Directions: Output the records exactly as they appear, with no pictures included.

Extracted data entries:
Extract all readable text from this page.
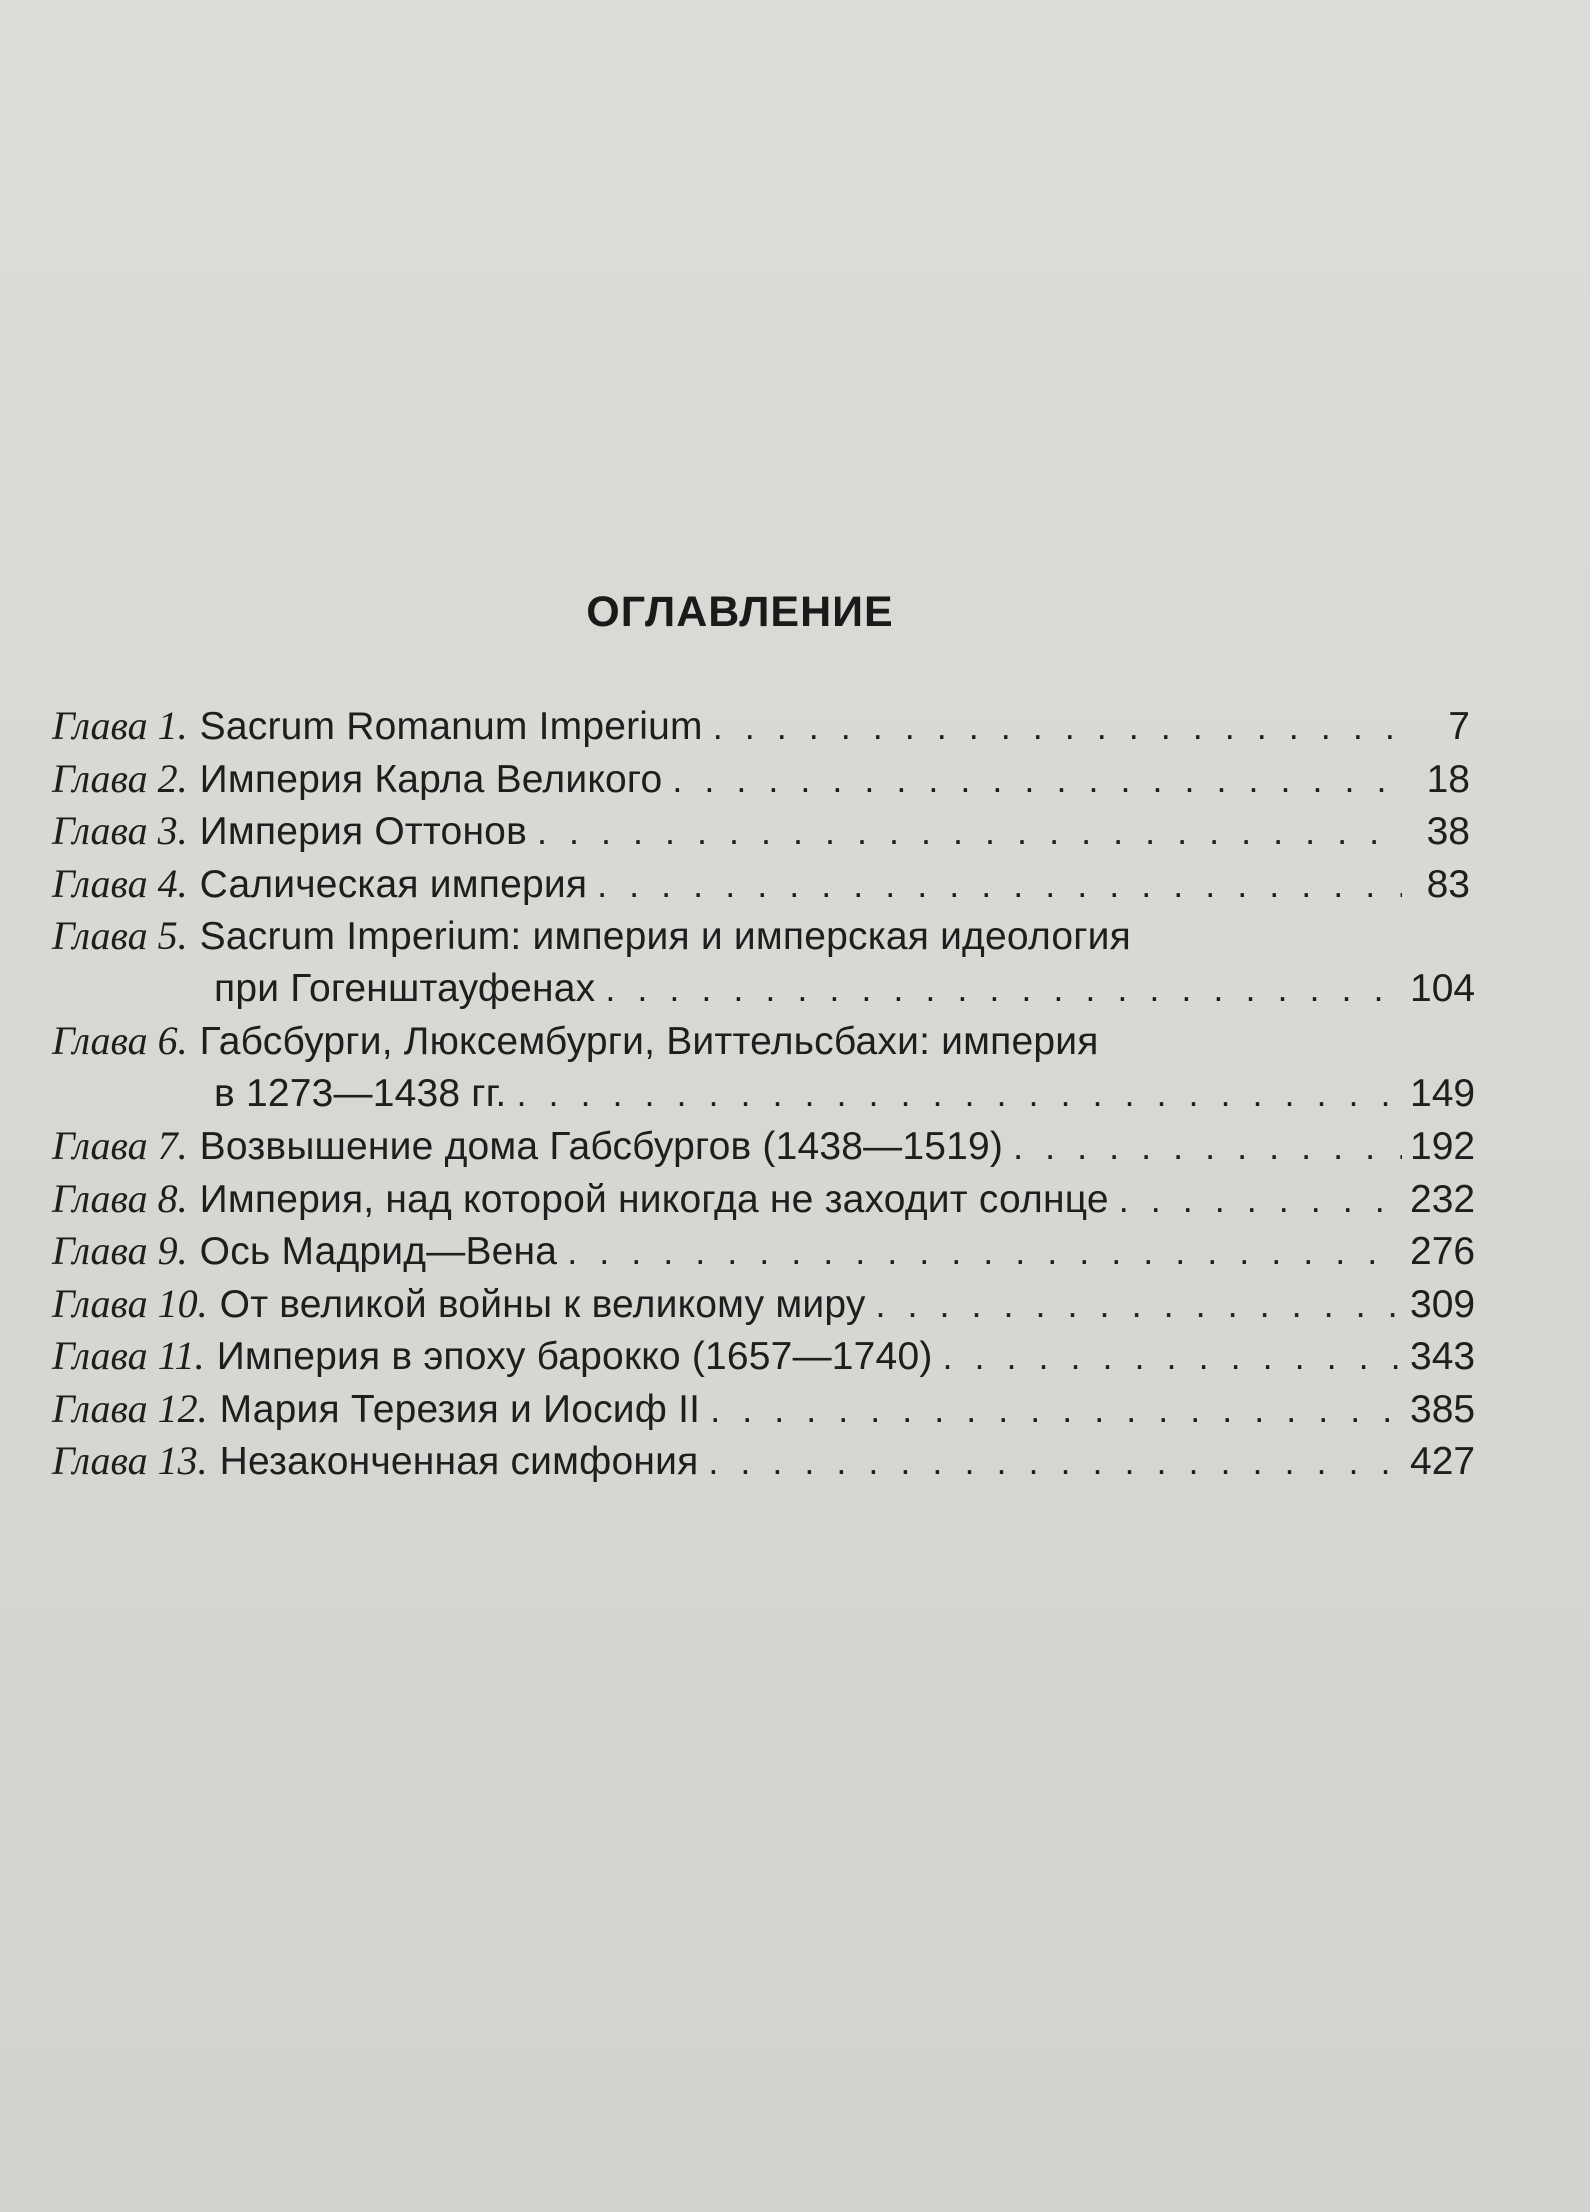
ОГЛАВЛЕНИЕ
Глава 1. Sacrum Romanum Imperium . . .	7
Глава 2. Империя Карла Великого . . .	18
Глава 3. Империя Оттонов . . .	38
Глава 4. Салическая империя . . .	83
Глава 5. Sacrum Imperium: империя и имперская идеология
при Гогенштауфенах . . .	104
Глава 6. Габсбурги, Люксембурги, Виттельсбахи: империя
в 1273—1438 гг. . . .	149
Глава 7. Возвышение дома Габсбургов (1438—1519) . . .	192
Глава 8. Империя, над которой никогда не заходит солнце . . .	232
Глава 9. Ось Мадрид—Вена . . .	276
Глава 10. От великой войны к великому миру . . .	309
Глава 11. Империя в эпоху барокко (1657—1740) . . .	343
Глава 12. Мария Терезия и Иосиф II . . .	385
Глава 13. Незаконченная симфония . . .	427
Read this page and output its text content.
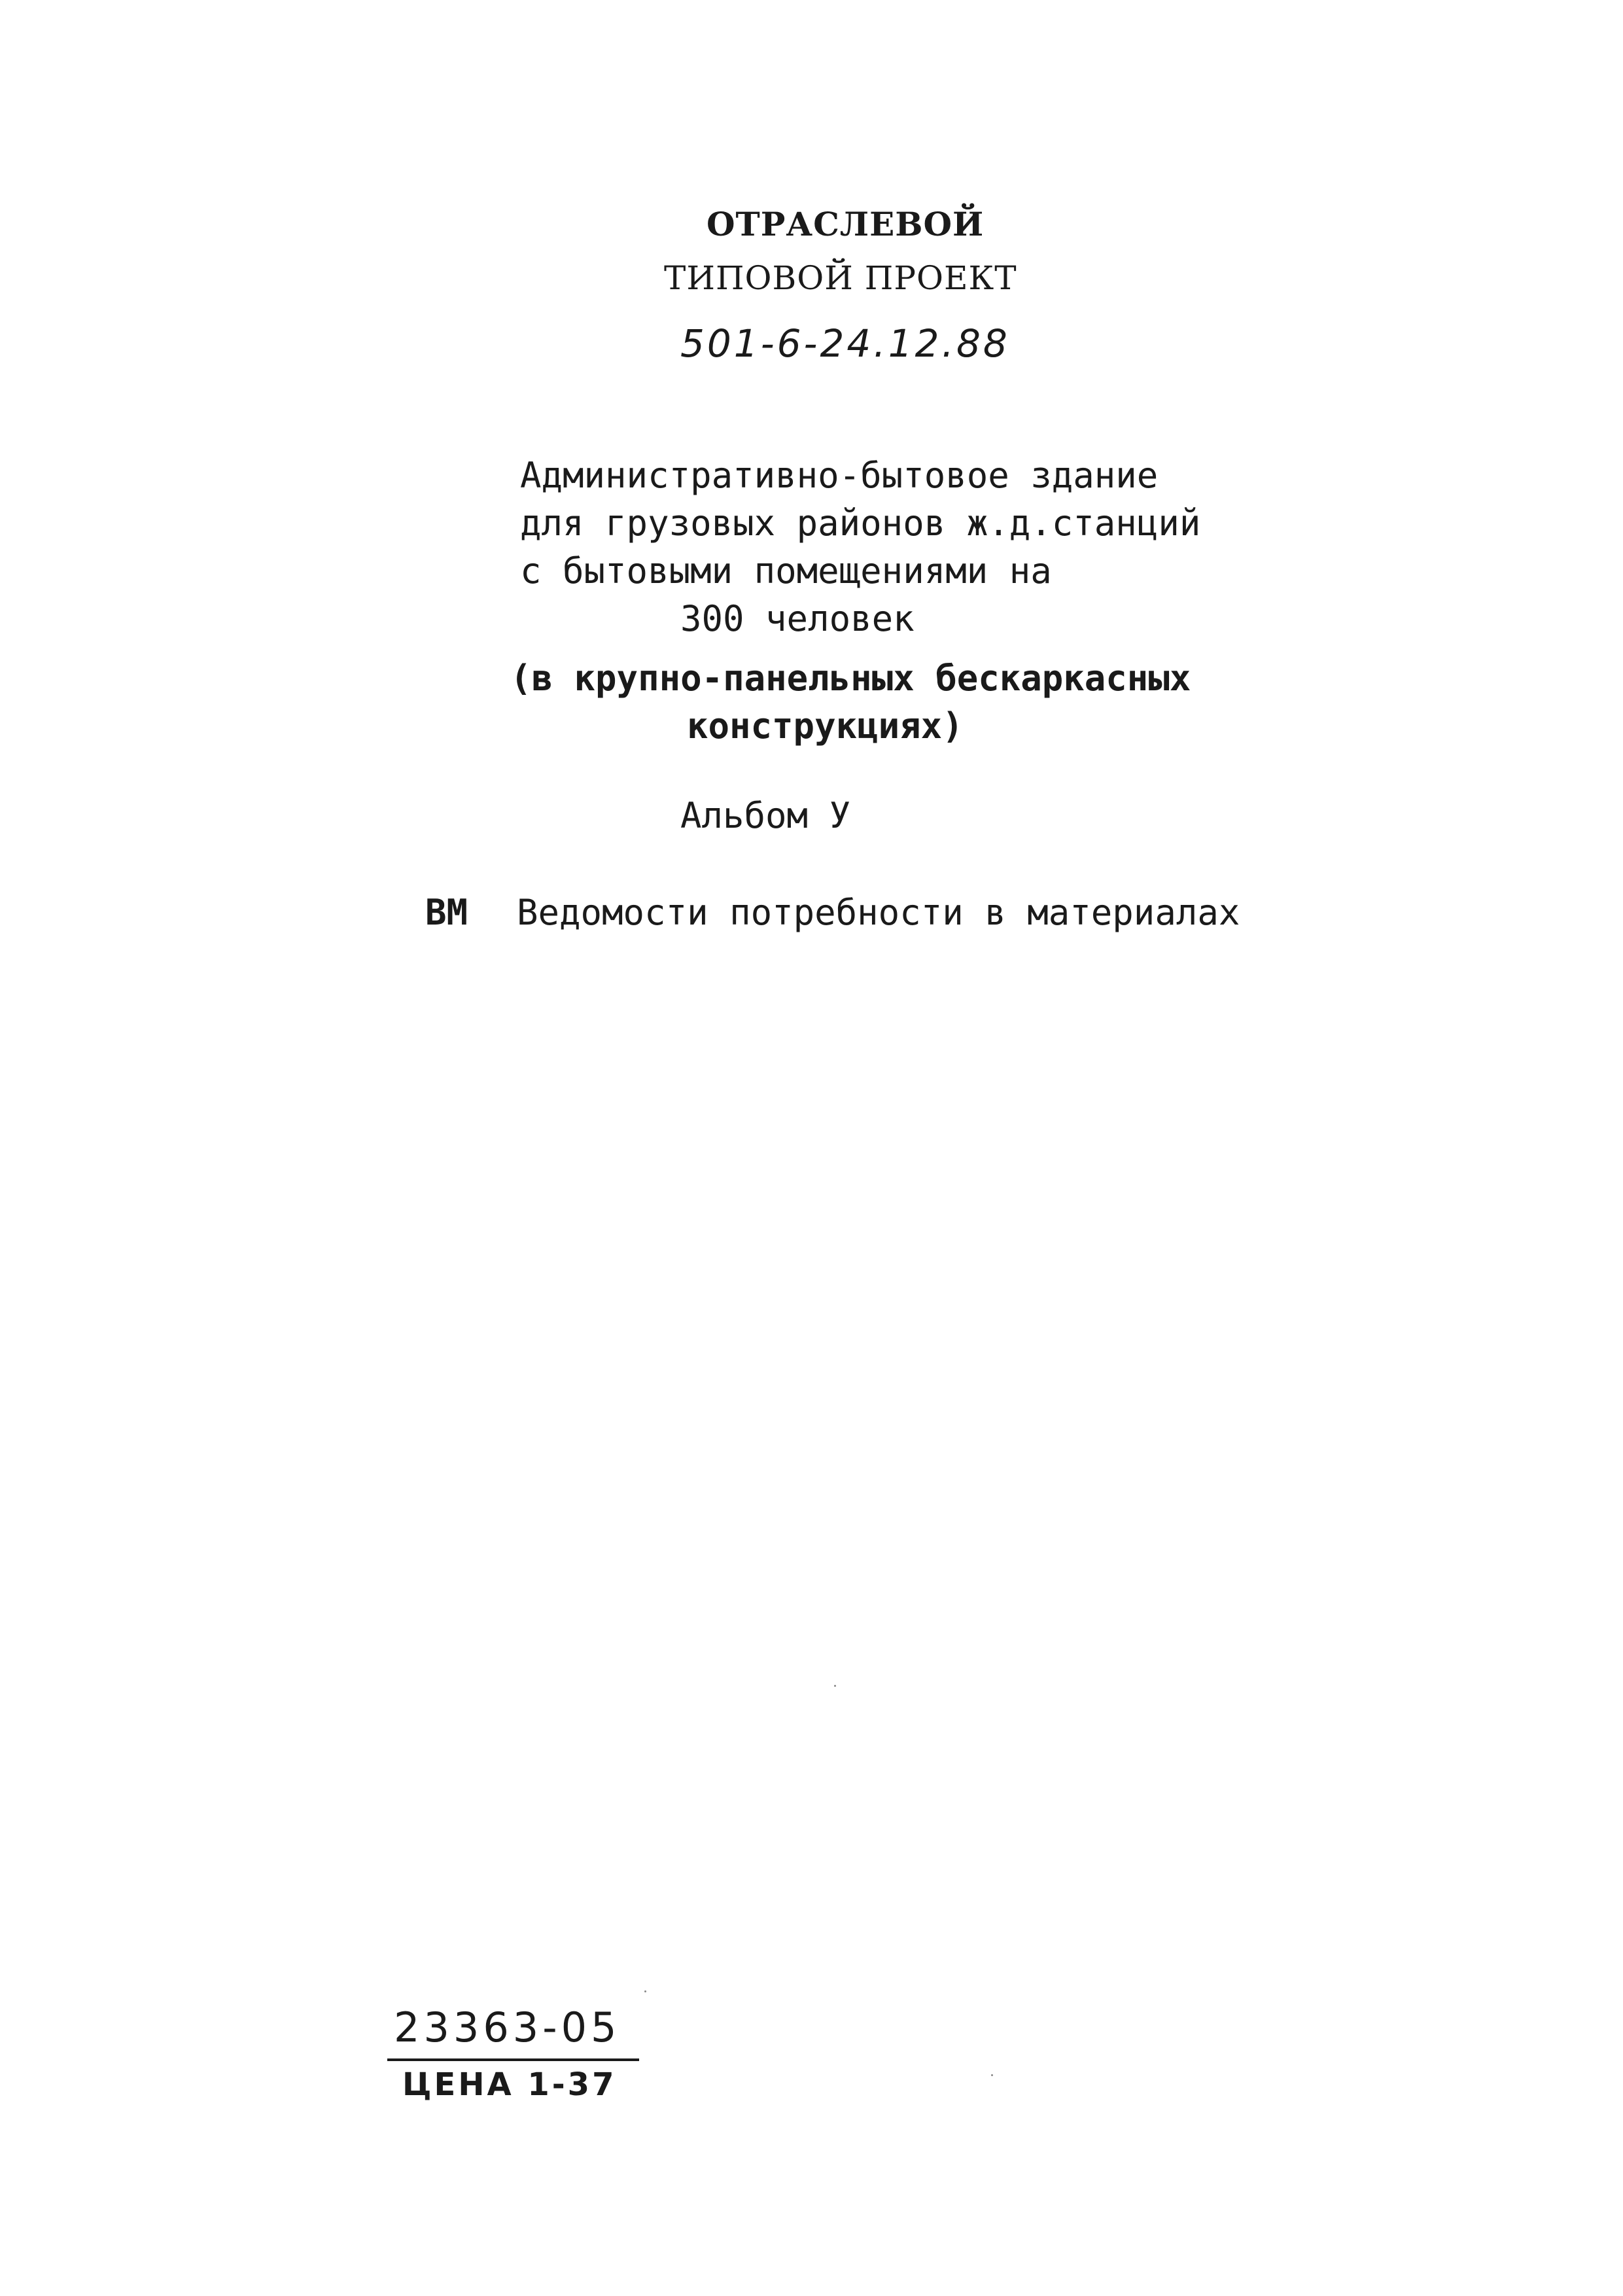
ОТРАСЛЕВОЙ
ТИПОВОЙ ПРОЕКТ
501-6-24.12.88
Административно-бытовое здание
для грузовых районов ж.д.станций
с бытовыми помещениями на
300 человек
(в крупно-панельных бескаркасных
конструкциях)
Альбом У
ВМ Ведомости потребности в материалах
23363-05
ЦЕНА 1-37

Answer to this task:
Extract all readable text from this page.
ОГЛАВЛЕНИЕ
Глава 1. Sacrum Romanum Imperium . . .	7
Глава 2. Империя Карла Великого . . .	18
Глава 3. Империя Оттонов . . .	38
Глава 4. Салическая империя . . .	83
Глава 5. Sacrum Imperium: империя и имперская идеология
при Гогенштауфенах . . .	104
Глава 6. Габсбурги, Люксембурги, Виттельсбахи: империя
в 1273—1438 гг. . . .	149
Глава 7. Возвышение дома Габсбургов (1438—1519) . . .	192
Глава 8. Империя, над которой никогда не заходит солнце . . .	232
Глава 9. Ось Мадрид—Вена . . .	276
Глава 10. От великой войны к великому миру . . .	309
Глава 11. Империя в эпоху барокко (1657—1740) . . .	343
Глава 12. Мария Терезия и Иосиф II . . .	385
Глава 13. Незаконченная симфония . . .	427
Read this page and output its text content.
ОТРАСЛЕВОЙ
ТИПОВОЙ ПРОЕКТ
501-6-24.12.88
Административно-бытовое здание
для грузовых районов ж.д.станций
с бытовыми помещениями на
300 человек
(в крупно-панельных бескаркасных
конструкциях)
Альбом У
ВМ Ведомости потребности в материалах
23363-05
ЦЕНА 1-37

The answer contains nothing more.